### [Written task]
Write out the entries below once more, exactly, with the pictures left out.

### [Information supplied]
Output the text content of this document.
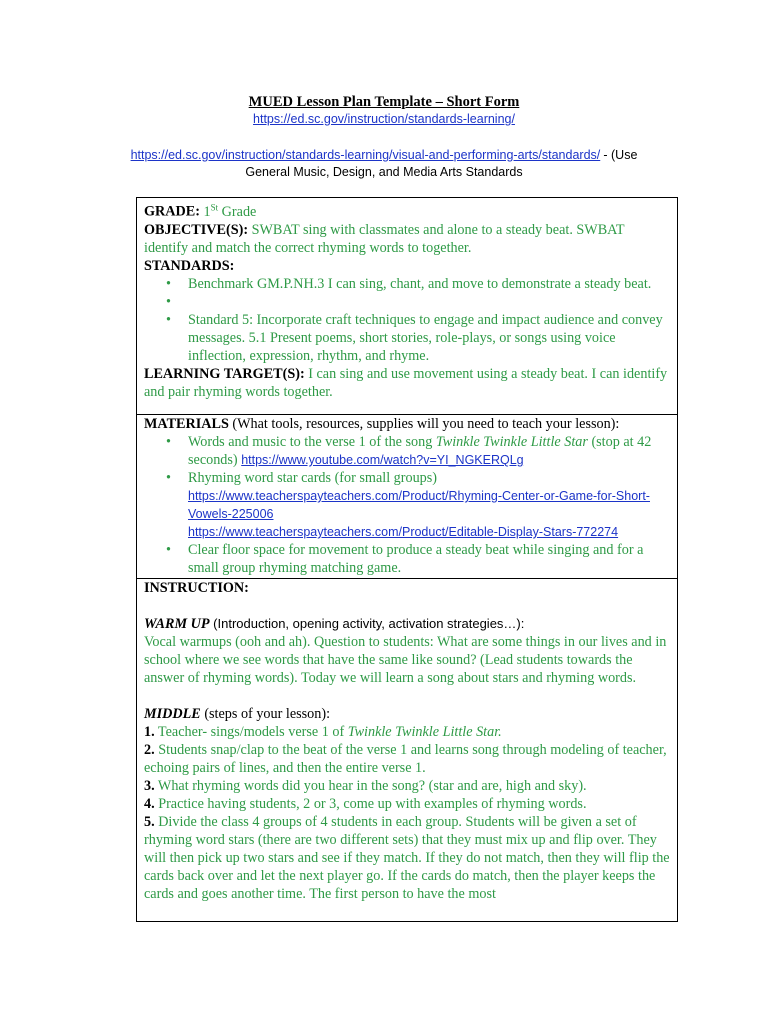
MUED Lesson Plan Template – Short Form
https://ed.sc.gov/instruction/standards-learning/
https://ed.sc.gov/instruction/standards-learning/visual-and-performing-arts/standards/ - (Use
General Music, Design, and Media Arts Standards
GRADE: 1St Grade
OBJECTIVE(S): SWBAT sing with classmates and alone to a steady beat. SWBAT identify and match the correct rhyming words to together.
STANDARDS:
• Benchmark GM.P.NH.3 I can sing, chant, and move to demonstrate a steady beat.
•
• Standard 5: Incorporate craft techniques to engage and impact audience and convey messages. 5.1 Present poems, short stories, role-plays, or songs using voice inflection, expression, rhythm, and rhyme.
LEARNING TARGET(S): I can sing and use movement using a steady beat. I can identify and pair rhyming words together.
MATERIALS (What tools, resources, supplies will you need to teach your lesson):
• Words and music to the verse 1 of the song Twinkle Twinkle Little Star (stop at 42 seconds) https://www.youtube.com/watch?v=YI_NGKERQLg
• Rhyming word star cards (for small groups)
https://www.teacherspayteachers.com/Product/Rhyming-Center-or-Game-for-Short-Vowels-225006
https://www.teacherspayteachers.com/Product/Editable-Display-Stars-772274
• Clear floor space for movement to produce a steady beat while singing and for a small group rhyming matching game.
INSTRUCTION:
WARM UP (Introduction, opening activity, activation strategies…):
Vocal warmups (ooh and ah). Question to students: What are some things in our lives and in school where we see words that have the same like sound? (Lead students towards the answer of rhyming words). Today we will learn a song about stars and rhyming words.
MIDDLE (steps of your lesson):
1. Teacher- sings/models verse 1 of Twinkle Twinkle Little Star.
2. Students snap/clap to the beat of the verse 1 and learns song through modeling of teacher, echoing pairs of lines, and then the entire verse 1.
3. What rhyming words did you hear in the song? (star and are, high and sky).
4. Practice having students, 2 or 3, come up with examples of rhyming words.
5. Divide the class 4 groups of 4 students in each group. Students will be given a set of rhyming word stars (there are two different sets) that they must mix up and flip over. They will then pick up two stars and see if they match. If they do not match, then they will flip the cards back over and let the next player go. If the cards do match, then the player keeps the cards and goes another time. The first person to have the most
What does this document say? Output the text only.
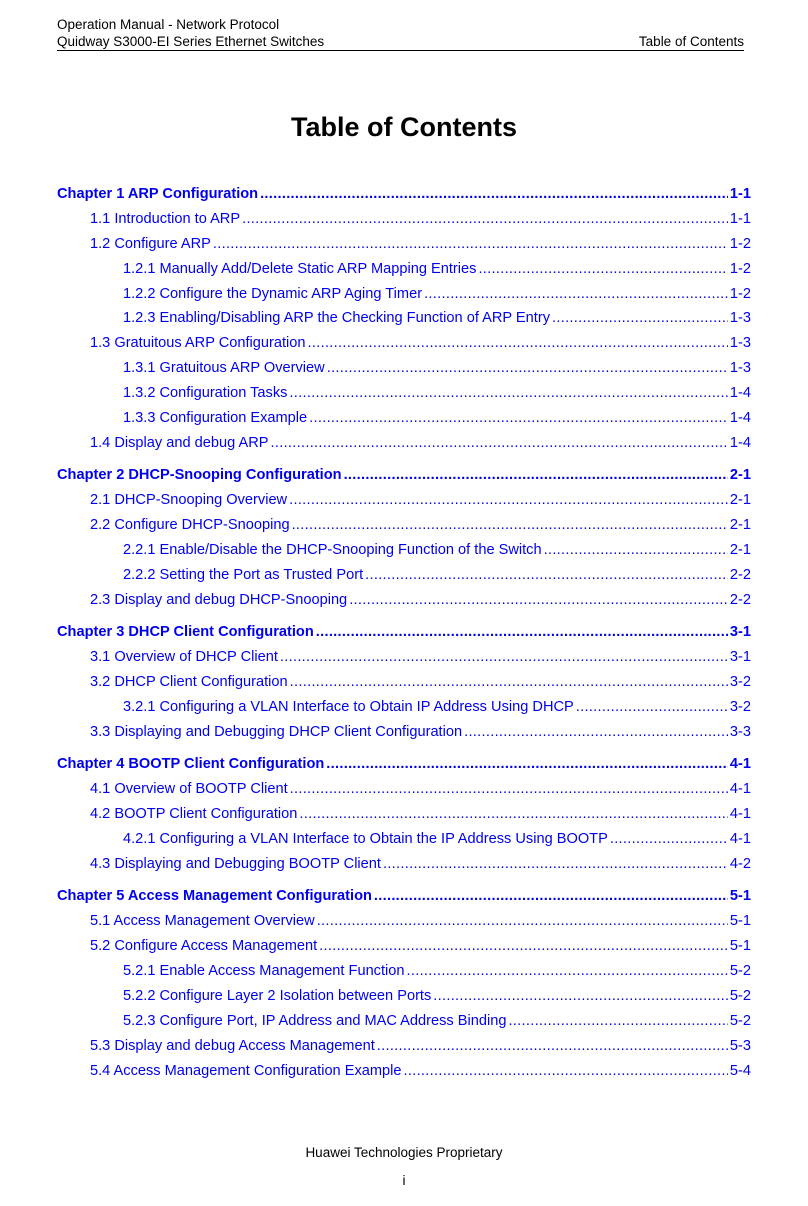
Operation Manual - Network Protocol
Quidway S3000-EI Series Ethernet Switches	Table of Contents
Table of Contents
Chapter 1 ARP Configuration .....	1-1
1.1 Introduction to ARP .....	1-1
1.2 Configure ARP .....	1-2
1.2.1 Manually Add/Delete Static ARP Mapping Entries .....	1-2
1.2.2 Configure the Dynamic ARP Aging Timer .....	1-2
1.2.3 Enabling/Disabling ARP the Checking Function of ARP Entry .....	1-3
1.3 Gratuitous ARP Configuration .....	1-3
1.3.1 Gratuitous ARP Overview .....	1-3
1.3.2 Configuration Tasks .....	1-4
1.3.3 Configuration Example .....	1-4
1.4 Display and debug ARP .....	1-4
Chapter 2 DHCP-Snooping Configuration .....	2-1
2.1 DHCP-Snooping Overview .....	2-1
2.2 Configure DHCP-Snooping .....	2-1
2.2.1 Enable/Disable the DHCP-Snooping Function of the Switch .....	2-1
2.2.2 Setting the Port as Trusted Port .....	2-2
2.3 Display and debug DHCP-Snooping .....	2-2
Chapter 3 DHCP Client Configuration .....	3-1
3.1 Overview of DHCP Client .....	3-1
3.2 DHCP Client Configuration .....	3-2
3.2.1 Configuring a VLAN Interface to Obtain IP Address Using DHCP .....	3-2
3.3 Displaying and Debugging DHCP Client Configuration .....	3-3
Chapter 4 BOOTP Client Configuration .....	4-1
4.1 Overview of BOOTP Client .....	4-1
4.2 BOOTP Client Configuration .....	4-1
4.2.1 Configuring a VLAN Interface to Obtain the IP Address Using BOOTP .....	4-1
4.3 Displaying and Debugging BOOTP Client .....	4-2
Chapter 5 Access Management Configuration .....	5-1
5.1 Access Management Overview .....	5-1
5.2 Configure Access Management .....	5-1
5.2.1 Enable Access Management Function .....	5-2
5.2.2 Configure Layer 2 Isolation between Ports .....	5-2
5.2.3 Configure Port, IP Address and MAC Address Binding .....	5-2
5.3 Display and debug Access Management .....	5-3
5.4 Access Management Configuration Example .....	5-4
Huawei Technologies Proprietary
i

### [Task result]
Output the text content of this document.
MUED Lesson Plan Template – Short Form
https://ed.sc.gov/instruction/standards-learning/
https://ed.sc.gov/instruction/standards-learning/visual-and-performing-arts/standards/ - (Use
General Music, Design, and Media Arts Standards
GRADE: 1St Grade
OBJECTIVE(S): SWBAT sing with classmates and alone to a steady beat. SWBAT identify and match the correct rhyming words to together.
STANDARDS:
• Benchmark GM.P.NH.3 I can sing, chant, and move to demonstrate a steady beat.
•
• Standard 5: Incorporate craft techniques to engage and impact audience and convey messages. 5.1 Present poems, short stories, role-plays, or songs using voice inflection, expression, rhythm, and rhyme.
LEARNING TARGET(S): I can sing and use movement using a steady beat. I can identify and pair rhyming words together.
MATERIALS (What tools, resources, supplies will you need to teach your lesson):
• Words and music to the verse 1 of the song Twinkle Twinkle Little Star (stop at 42 seconds) https://www.youtube.com/watch?v=YI_NGKERQLg
• Rhyming word star cards (for small groups)
https://www.teacherspayteachers.com/Product/Rhyming-Center-or-Game-for-Short-Vowels-225006
https://www.teacherspayteachers.com/Product/Editable-Display-Stars-772274
• Clear floor space for movement to produce a steady beat while singing and for a small group rhyming matching game.
INSTRUCTION:
WARM UP (Introduction, opening activity, activation strategies…):
Vocal warmups (ooh and ah). Question to students: What are some things in our lives and in school where we see words that have the same like sound? (Lead students towards the answer of rhyming words). Today we will learn a song about stars and rhyming words.
MIDDLE (steps of your lesson):
1. Teacher- sings/models verse 1 of Twinkle Twinkle Little Star.
2. Students snap/clap to the beat of the verse 1 and learns song through modeling of teacher, echoing pairs of lines, and then the entire verse 1.
3. What rhyming words did you hear in the song? (star and are, high and sky).
4. Practice having students, 2 or 3, come up with examples of rhyming words.
5. Divide the class 4 groups of 4 students in each group. Students will be given a set of rhyming word stars (there are two different sets) that they must mix up and flip over. They will then pick up two stars and see if they match. If they do not match, then they will flip the cards back over and let the next player go. If the cards do match, then the player keeps the cards and goes another time. The first person to have the most
What does this document say? Output the text only.
Operation Manual - Network Protocol
Quidway S3000-EI Series Ethernet Switches	Table of Contents
Table of Contents
Chapter 1 ARP Configuration .....	1-1
1.1 Introduction to ARP .....	1-1
1.2 Configure ARP .....	1-2
1.2.1 Manually Add/Delete Static ARP Mapping Entries .....	1-2
1.2.2 Configure the Dynamic ARP Aging Timer .....	1-2
1.2.3 Enabling/Disabling ARP the Checking Function of ARP Entry .....	1-3
1.3 Gratuitous ARP Configuration .....	1-3
1.3.1 Gratuitous ARP Overview .....	1-3
1.3.2 Configuration Tasks .....	1-4
1.3.3 Configuration Example .....	1-4
1.4 Display and debug ARP .....	1-4
Chapter 2 DHCP-Snooping Configuration .....	2-1
2.1 DHCP-Snooping Overview .....	2-1
2.2 Configure DHCP-Snooping .....	2-1
2.2.1 Enable/Disable the DHCP-Snooping Function of the Switch .....	2-1
2.2.2 Setting the Port as Trusted Port .....	2-2
2.3 Display and debug DHCP-Snooping .....	2-2
Chapter 3 DHCP Client Configuration .....	3-1
3.1 Overview of DHCP Client .....	3-1
3.2 DHCP Client Configuration .....	3-2
3.2.1 Configuring a VLAN Interface to Obtain IP Address Using DHCP .....	3-2
3.3 Displaying and Debugging DHCP Client Configuration .....	3-3
Chapter 4 BOOTP Client Configuration .....	4-1
4.1 Overview of BOOTP Client .....	4-1
4.2 BOOTP Client Configuration .....	4-1
4.2.1 Configuring a VLAN Interface to Obtain the IP Address Using BOOTP .....	4-1
4.3 Displaying and Debugging BOOTP Client .....	4-2
Chapter 5 Access Management Configuration .....	5-1
5.1 Access Management Overview .....	5-1
5.2 Configure Access Management .....	5-1
5.2.1 Enable Access Management Function .....	5-2
5.2.2 Configure Layer 2 Isolation between Ports .....	5-2
5.2.3 Configure Port, IP Address and MAC Address Binding .....	5-2
5.3 Display and debug Access Management .....	5-3
5.4 Access Management Configuration Example .....	5-4
Huawei Technologies Proprietary
i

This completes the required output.